» **Exercise aim**: Return all lines below containing the word "left".

— start of Given records —

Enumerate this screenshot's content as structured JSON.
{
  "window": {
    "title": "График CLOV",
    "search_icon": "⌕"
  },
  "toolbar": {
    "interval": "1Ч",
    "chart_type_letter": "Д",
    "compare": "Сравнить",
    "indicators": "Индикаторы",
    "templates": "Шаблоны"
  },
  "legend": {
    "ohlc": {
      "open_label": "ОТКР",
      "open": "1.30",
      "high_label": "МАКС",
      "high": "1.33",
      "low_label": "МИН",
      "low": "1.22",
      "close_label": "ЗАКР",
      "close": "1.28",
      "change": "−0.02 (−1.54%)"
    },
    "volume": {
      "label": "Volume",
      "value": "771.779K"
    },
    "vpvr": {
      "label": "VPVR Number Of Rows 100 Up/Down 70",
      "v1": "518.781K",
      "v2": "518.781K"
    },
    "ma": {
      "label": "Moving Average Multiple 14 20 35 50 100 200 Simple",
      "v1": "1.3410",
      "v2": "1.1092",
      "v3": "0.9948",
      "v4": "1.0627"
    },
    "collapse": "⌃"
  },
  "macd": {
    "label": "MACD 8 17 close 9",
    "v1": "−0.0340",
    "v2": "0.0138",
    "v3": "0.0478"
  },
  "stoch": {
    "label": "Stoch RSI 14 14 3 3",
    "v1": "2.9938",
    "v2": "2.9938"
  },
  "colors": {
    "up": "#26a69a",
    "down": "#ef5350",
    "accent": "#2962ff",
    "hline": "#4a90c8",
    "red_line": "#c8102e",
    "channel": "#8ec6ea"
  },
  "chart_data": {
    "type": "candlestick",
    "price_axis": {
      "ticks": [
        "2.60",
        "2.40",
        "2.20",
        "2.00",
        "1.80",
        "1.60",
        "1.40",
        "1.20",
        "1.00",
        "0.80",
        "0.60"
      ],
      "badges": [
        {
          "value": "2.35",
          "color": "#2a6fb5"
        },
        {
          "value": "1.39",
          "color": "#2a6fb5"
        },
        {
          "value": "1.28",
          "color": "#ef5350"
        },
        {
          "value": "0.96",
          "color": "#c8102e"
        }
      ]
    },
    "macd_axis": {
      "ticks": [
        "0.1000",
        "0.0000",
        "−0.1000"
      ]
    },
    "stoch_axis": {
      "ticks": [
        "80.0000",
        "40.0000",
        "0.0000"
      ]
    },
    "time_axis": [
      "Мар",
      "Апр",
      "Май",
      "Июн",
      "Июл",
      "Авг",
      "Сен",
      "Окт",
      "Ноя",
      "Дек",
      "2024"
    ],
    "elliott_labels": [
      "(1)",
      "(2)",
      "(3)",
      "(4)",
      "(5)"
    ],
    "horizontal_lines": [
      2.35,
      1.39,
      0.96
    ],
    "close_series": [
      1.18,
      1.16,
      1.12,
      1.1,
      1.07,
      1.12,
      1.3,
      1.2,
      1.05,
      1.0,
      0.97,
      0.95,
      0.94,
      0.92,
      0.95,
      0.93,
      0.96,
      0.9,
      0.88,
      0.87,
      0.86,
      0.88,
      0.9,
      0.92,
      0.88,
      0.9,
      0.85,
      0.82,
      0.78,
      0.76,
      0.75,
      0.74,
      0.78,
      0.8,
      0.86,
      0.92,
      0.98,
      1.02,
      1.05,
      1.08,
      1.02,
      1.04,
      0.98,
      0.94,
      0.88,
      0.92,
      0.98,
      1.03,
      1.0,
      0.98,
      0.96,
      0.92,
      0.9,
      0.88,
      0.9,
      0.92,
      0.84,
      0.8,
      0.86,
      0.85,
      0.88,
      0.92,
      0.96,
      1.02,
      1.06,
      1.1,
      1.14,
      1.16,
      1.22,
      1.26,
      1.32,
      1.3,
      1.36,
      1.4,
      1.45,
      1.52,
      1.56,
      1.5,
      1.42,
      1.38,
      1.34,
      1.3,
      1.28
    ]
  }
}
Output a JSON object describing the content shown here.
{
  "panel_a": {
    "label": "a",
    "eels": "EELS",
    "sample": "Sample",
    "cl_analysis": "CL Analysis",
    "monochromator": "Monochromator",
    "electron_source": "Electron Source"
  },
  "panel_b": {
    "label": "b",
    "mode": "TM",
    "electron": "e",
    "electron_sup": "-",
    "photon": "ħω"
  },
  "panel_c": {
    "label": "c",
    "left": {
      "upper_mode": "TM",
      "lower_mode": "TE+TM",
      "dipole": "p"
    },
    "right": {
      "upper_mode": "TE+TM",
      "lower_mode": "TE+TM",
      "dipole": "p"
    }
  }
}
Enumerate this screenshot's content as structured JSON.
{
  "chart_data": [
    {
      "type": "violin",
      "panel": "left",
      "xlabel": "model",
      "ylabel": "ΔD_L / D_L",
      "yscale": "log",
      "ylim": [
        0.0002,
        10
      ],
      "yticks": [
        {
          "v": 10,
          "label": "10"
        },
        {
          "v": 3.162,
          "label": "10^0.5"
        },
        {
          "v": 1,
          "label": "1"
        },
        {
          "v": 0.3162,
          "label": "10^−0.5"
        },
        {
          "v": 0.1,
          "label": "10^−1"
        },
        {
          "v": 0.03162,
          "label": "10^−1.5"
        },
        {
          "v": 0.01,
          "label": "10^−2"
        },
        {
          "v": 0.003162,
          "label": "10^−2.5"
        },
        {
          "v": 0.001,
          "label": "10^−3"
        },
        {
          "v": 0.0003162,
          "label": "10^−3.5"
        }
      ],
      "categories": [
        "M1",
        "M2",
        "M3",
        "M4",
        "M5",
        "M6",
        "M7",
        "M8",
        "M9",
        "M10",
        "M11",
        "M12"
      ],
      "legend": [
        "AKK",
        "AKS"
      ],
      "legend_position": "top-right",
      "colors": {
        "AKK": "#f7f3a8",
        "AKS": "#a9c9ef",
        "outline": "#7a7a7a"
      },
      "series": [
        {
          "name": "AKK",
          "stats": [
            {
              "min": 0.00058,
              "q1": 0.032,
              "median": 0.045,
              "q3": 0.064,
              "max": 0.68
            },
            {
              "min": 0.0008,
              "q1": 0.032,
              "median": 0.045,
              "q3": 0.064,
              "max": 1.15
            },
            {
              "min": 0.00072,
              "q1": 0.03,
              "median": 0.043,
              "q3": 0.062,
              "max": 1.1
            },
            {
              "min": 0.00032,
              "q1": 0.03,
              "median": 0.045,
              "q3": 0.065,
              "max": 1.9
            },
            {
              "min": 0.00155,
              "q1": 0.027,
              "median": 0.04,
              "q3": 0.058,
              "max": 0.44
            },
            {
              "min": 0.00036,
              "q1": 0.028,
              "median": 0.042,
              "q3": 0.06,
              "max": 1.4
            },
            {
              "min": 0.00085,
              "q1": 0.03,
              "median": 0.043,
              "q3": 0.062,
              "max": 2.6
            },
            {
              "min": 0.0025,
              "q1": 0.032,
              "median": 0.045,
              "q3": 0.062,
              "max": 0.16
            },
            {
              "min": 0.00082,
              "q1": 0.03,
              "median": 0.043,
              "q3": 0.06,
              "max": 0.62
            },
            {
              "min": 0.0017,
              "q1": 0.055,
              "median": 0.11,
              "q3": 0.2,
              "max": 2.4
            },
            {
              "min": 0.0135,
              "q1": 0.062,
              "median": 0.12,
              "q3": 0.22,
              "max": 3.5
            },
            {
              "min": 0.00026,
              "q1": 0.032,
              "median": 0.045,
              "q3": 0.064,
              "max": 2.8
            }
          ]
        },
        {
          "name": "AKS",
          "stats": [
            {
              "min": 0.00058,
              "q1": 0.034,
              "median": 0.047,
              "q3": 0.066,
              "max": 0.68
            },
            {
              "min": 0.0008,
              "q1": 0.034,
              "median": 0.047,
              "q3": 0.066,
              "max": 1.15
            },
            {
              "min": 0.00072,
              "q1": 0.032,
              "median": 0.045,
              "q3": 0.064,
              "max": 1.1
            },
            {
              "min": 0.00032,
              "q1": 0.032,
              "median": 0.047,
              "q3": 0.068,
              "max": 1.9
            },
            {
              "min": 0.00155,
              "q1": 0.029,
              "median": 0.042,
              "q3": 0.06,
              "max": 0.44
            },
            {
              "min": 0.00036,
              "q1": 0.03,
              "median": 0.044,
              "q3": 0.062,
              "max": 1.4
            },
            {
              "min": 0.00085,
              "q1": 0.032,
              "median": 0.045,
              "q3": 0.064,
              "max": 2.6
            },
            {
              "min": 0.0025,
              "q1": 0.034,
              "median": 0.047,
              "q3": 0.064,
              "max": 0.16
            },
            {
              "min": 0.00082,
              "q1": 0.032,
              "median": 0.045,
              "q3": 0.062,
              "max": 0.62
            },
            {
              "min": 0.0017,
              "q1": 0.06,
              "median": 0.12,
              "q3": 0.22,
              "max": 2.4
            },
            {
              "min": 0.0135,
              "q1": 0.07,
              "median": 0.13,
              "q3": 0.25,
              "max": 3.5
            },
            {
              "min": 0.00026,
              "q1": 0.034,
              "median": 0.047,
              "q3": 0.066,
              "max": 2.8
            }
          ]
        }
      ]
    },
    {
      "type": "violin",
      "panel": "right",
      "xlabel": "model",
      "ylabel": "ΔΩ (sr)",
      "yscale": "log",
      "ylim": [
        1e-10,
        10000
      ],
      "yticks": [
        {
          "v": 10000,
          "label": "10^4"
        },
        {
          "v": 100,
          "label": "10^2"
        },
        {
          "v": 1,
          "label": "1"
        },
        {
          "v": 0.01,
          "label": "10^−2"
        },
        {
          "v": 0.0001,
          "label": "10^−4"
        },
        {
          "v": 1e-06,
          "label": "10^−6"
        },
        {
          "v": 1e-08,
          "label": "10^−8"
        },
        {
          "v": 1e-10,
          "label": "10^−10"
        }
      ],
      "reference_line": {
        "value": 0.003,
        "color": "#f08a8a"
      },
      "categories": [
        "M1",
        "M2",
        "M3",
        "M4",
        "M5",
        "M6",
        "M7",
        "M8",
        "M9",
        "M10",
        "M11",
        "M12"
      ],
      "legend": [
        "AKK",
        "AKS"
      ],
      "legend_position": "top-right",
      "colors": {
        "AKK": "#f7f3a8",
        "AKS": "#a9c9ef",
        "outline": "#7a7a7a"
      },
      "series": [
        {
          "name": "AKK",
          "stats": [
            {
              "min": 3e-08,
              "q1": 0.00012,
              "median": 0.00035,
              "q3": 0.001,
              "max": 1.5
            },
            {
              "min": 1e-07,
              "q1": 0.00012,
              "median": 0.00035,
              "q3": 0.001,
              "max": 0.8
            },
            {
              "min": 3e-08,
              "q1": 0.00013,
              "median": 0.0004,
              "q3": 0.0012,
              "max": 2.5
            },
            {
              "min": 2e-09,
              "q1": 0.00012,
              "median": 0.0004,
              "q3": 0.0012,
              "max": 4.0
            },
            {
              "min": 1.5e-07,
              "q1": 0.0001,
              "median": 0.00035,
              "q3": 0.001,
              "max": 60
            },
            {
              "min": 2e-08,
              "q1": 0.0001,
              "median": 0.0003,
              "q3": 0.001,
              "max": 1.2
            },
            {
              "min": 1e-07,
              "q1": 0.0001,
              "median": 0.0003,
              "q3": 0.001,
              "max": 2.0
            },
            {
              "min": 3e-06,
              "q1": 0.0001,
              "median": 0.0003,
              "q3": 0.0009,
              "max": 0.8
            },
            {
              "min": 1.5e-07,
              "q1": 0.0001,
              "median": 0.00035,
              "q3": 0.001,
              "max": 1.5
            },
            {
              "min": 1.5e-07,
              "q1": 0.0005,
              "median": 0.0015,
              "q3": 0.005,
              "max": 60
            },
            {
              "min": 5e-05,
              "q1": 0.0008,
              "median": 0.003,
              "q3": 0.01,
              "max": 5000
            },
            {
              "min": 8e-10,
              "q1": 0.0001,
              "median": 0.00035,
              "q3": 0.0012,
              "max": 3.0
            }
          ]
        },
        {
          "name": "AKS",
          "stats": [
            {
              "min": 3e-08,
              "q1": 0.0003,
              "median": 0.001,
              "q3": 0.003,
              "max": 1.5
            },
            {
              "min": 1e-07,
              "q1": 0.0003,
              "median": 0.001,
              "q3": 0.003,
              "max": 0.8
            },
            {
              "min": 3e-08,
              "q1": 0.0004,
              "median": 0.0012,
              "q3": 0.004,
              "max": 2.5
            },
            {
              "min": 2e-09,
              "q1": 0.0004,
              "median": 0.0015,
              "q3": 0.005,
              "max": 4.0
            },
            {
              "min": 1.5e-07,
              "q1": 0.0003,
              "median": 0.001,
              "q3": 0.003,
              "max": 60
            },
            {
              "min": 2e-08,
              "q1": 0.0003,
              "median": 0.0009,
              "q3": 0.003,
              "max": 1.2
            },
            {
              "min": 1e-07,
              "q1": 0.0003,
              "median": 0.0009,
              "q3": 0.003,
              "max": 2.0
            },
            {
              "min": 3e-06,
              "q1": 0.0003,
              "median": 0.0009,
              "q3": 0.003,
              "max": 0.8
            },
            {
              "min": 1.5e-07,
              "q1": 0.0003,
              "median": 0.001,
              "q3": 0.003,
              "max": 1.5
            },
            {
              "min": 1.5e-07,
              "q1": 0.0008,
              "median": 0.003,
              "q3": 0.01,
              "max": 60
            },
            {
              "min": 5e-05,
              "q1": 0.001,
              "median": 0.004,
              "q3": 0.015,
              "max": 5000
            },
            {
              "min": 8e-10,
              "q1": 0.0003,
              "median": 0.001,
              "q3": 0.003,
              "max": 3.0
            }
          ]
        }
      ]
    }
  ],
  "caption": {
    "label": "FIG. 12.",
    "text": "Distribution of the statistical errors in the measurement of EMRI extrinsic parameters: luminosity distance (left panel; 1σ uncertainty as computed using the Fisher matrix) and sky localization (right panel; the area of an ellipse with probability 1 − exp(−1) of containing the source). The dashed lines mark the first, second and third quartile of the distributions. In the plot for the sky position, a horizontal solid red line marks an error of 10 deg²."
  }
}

— end of Given records —

» **Right answer**:
    "left": {
      "panel": "left",
    "text": "Distribution of the statistical errors in the measurement of EMRI extrinsic parameters: luminosity distance (left panel; 1σ uncertainty as computed using the Fisher matrix) and sky localization (right panel; the area of an ellipse with probability 1 − exp(−1) of containing the source). The dashed lines mark the first, second and third quartile of the distributions. In the plot for the sky position, a horizontal solid red line marks an error of 10 deg²."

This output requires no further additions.